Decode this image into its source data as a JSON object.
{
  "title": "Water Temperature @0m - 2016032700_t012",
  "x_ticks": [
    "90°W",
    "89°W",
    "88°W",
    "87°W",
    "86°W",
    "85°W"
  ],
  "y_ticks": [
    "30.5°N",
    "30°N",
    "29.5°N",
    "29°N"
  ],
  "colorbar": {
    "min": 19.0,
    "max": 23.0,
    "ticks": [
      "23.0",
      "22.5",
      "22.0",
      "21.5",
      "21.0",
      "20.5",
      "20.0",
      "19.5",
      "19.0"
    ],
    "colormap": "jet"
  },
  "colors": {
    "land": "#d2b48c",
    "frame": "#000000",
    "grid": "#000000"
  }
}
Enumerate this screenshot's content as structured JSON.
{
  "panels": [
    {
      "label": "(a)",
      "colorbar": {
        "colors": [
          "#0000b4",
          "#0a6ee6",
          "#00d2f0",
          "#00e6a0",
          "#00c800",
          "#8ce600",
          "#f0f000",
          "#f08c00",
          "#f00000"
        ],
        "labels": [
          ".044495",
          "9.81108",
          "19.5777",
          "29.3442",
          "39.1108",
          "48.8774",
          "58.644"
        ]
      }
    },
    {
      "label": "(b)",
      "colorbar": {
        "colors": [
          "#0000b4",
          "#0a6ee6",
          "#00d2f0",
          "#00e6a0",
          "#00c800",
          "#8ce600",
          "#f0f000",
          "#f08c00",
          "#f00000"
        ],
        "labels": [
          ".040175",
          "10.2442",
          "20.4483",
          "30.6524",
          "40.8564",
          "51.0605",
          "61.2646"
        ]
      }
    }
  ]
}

Your instructions:
Track down every line of the material containing the string "this", and copy it.

Written solution:
Decode this image into its source data as a JSON object.
Enumerate this screenshot's content as structured JSON.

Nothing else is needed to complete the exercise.